[start DATA FOR THIS EXERCISE]

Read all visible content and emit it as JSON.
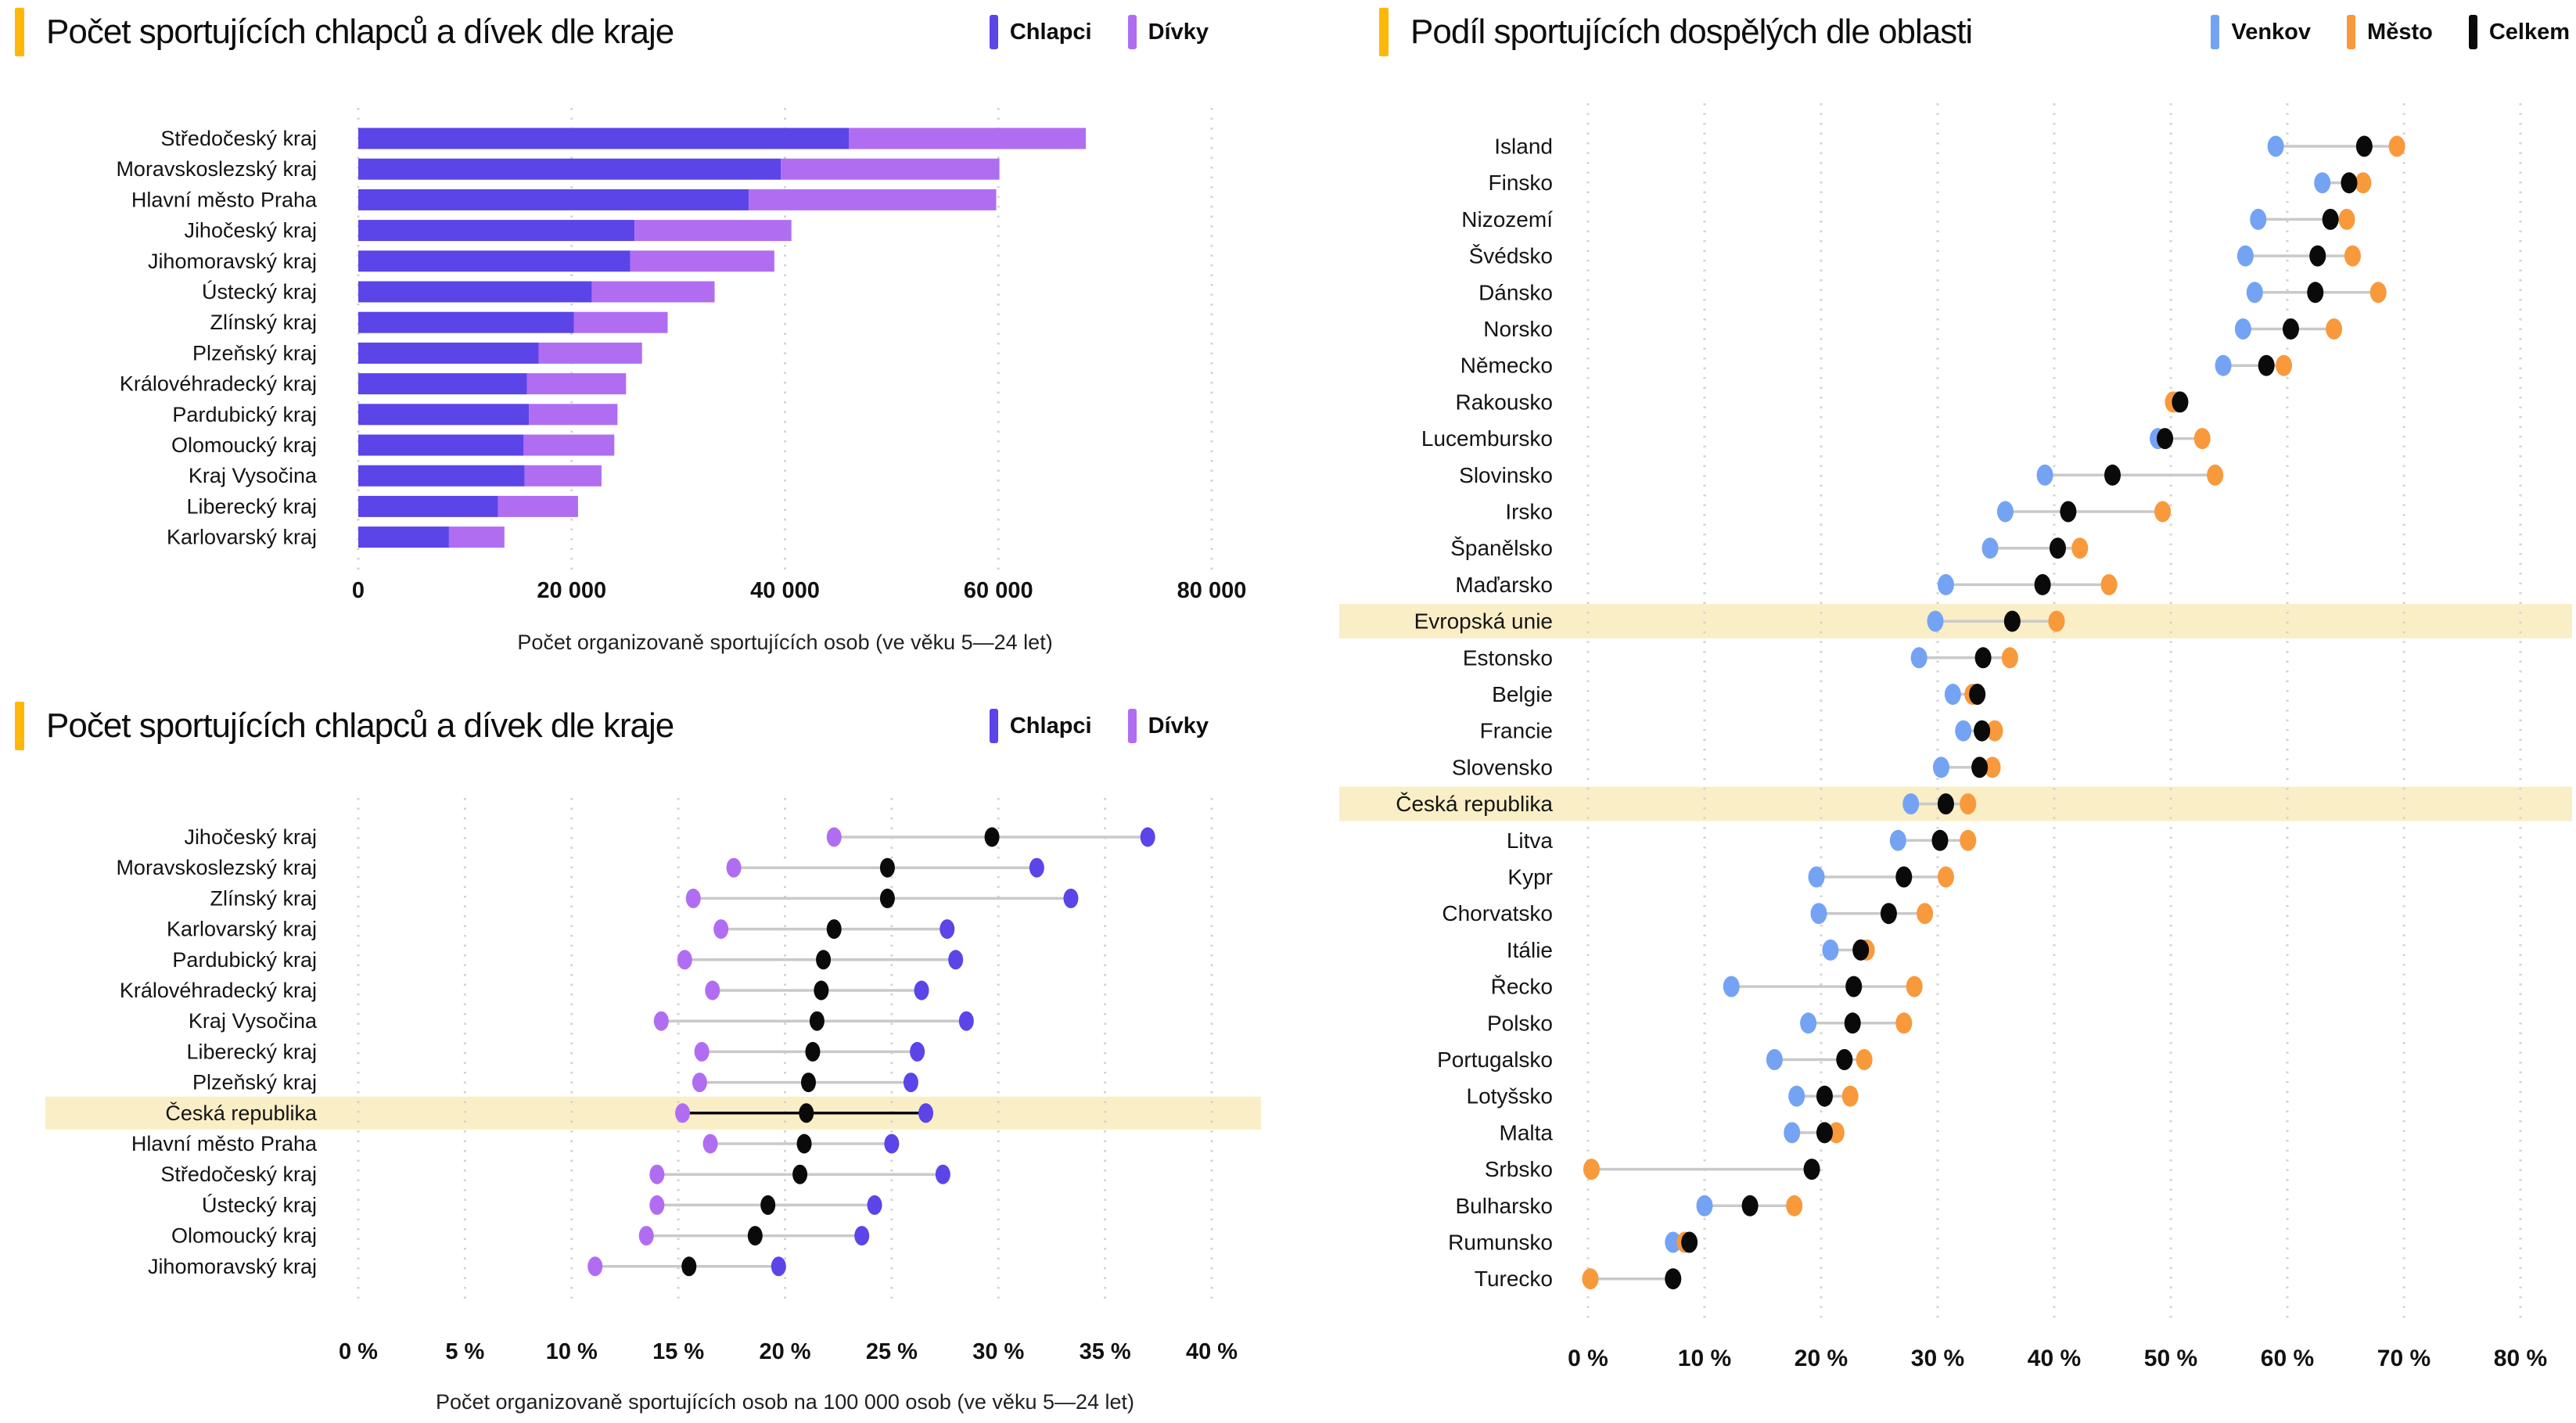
{
  "colors": {
    "accent": "#ffb70a",
    "highlight_band": "#faeec6",
    "grid": "#d2d2d2",
    "connector": "#c9c9c9",
    "chlapci": "#5b44e8",
    "divky": "#b16df2",
    "venkov": "#74a3f3",
    "mesto": "#f8993c",
    "celkem": "#0a0a0a"
  },
  "chart_data": [
    {
      "id": "sportujici-deti-kraje-sloupce",
      "type": "bar",
      "stacked": true,
      "orientation": "horizontal",
      "title": "Počet sportujících chlapců a dívek dle kraje",
      "xlabel": "Počet organizovaně sportujících osob (ve věku 5—24 let)",
      "xlim": [
        0,
        80000
      ],
      "grid": true,
      "legend_position": "top-right",
      "x_ticks": [
        {
          "value": 0,
          "label": "0"
        },
        {
          "value": 20000,
          "label": "20 000"
        },
        {
          "value": 40000,
          "label": "40 000"
        },
        {
          "value": 60000,
          "label": "60 000"
        },
        {
          "value": 80000,
          "label": "80 000"
        }
      ],
      "categories": [
        "Středočeský kraj",
        "Moravskoslezský kraj",
        "Hlavní město Praha",
        "Jihočeský kraj",
        "Jihomoravský kraj",
        "Ústecký kraj",
        "Zlínský kraj",
        "Plzeňský kraj",
        "Královéhradecký kraj",
        "Pardubický kraj",
        "Olomoucký kraj",
        "Kraj Vysočina",
        "Liberecký kraj",
        "Karlovarský kraj"
      ],
      "series": [
        {
          "name": "Chlapci",
          "color": "#5b44e8",
          "values": [
            46000,
            39600,
            36600,
            25900,
            25500,
            21900,
            20200,
            16900,
            15800,
            16000,
            15500,
            15600,
            13100,
            8500
          ]
        },
        {
          "name": "Dívky",
          "color": "#b16df2",
          "values": [
            22200,
            20500,
            23200,
            14700,
            13500,
            11500,
            8800,
            9700,
            9300,
            8300,
            8500,
            7200,
            7500,
            5200
          ]
        }
      ],
      "legend": [
        {
          "label": "Chlapci",
          "color": "#5b44e8"
        },
        {
          "label": "Dívky",
          "color": "#b16df2"
        }
      ],
      "highlights": []
    },
    {
      "id": "sportujici-deti-kraje-dumbbell",
      "type": "scatter",
      "variant": "dumbbell",
      "title": "Počet sportujících chlapců a dívek dle kraje",
      "xlabel": "Počet organizovaně sportujících osob na 100 000 osob (ve věku 5—24 let)",
      "xlim": [
        0,
        40
      ],
      "grid": true,
      "legend_position": "top-right",
      "x_ticks": [
        {
          "value": 0,
          "label": "0 %"
        },
        {
          "value": 5,
          "label": "5 %"
        },
        {
          "value": 10,
          "label": "10 %"
        },
        {
          "value": 15,
          "label": "15 %"
        },
        {
          "value": 20,
          "label": "20 %"
        },
        {
          "value": 25,
          "label": "25 %"
        },
        {
          "value": 30,
          "label": "30 %"
        },
        {
          "value": 35,
          "label": "35 %"
        },
        {
          "value": 40,
          "label": "40 %"
        }
      ],
      "categories": [
        "Jihočeský kraj",
        "Moravskoslezský kraj",
        "Zlínský kraj",
        "Karlovarský kraj",
        "Pardubický kraj",
        "Královéhradecký kraj",
        "Kraj Vysočina",
        "Liberecký kraj",
        "Plzeňský kraj",
        "Česká republika",
        "Hlavní město Praha",
        "Středočeský kraj",
        "Ústecký kraj",
        "Olomoucký kraj",
        "Jihomoravský kraj"
      ],
      "series": [
        {
          "name": "Dívky",
          "color": "#b16df2",
          "values": [
            22.3,
            17.6,
            15.7,
            17.0,
            15.3,
            16.6,
            14.2,
            16.1,
            16.0,
            15.2,
            16.5,
            14.0,
            14.0,
            13.5,
            11.1
          ]
        },
        {
          "name": "Chlapci",
          "color": "#5b44e8",
          "values": [
            37.0,
            31.8,
            33.4,
            27.6,
            28.0,
            26.4,
            28.5,
            26.2,
            25.9,
            26.6,
            25.0,
            27.4,
            24.2,
            23.6,
            19.7
          ]
        },
        {
          "name": "Celkem",
          "color": "#0a0a0a",
          "values": [
            29.7,
            24.8,
            24.8,
            22.3,
            21.8,
            21.7,
            21.5,
            21.3,
            21.1,
            21.0,
            20.9,
            20.7,
            19.2,
            18.6,
            15.5
          ]
        }
      ],
      "legend": [
        {
          "label": "Chlapci",
          "color": "#5b44e8"
        },
        {
          "label": "Dívky",
          "color": "#b16df2"
        }
      ],
      "highlights": [
        "Česká republika"
      ],
      "highlight_connector_black": true
    },
    {
      "id": "sportujici-dospeli-oblasti",
      "type": "scatter",
      "variant": "dumbbell",
      "title": "Podíl sportujících dospělých dle oblasti",
      "xlabel": "",
      "xlim": [
        0,
        80
      ],
      "grid": true,
      "legend_position": "top-right",
      "x_ticks": [
        {
          "value": 0,
          "label": "0 %"
        },
        {
          "value": 10,
          "label": "10 %"
        },
        {
          "value": 20,
          "label": "20 %"
        },
        {
          "value": 30,
          "label": "30 %"
        },
        {
          "value": 40,
          "label": "40 %"
        },
        {
          "value": 50,
          "label": "50 %"
        },
        {
          "value": 60,
          "label": "60 %"
        },
        {
          "value": 70,
          "label": "70 %"
        },
        {
          "value": 80,
          "label": "80 %"
        }
      ],
      "categories": [
        "Island",
        "Finsko",
        "Nizozemí",
        "Švédsko",
        "Dánsko",
        "Norsko",
        "Německo",
        "Rakousko",
        "Lucembursko",
        "Slovinsko",
        "Irsko",
        "Španělsko",
        "Maďarsko",
        "Evropská unie",
        "Estonsko",
        "Belgie",
        "Francie",
        "Slovensko",
        "Česká republika",
        "Litva",
        "Kypr",
        "Chorvatsko",
        "Itálie",
        "Řecko",
        "Polsko",
        "Portugalsko",
        "Lotyšsko",
        "Malta",
        "Srbsko",
        "Bulharsko",
        "Rumunsko",
        "Turecko"
      ],
      "series": [
        {
          "name": "Venkov",
          "color": "#74a3f3",
          "values": [
            59.0,
            63.0,
            57.5,
            56.4,
            57.2,
            56.2,
            54.5,
            50.6,
            48.9,
            39.2,
            35.8,
            34.5,
            30.7,
            29.8,
            28.4,
            31.3,
            32.2,
            30.3,
            27.7,
            26.6,
            19.6,
            19.8,
            20.8,
            12.3,
            18.9,
            16.0,
            17.9,
            17.5,
            null,
            10.0,
            7.3,
            null
          ]
        },
        {
          "name": "Město",
          "color": "#f8993c",
          "values": [
            69.4,
            66.5,
            65.1,
            65.6,
            67.8,
            64.0,
            59.7,
            50.2,
            52.7,
            53.8,
            49.3,
            42.2,
            44.7,
            40.2,
            36.2,
            33.0,
            34.9,
            34.7,
            32.6,
            32.6,
            30.7,
            28.9,
            23.9,
            28.0,
            27.1,
            23.7,
            22.5,
            21.3,
            0.3,
            17.7,
            8.3,
            0.2
          ]
        },
        {
          "name": "Celkem",
          "color": "#0a0a0a",
          "values": [
            66.6,
            65.3,
            63.7,
            62.6,
            62.4,
            60.3,
            58.2,
            50.8,
            49.5,
            45.0,
            41.2,
            40.3,
            39.0,
            36.4,
            33.9,
            33.4,
            33.8,
            33.6,
            30.7,
            30.2,
            27.1,
            25.8,
            23.4,
            22.8,
            22.7,
            22.0,
            20.3,
            20.3,
            19.2,
            13.9,
            8.7,
            7.3
          ]
        }
      ],
      "legend": [
        {
          "label": "Venkov",
          "color": "#74a3f3"
        },
        {
          "label": "Město",
          "color": "#f8993c"
        },
        {
          "label": "Celkem",
          "color": "#0a0a0a"
        }
      ],
      "highlights": [
        "Evropská unie",
        "Česká republika"
      ],
      "highlight_connector_black": false
    }
  ]
}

[end DATA FOR THIS EXERCISE]

== WHAT IS REQUIRED ==
From the listing above, return each line with the word "Jihomoravský".

== EXPECTED ANSWER ==
        "Jihomoravský kraj",
        "Jihomoravský kraj"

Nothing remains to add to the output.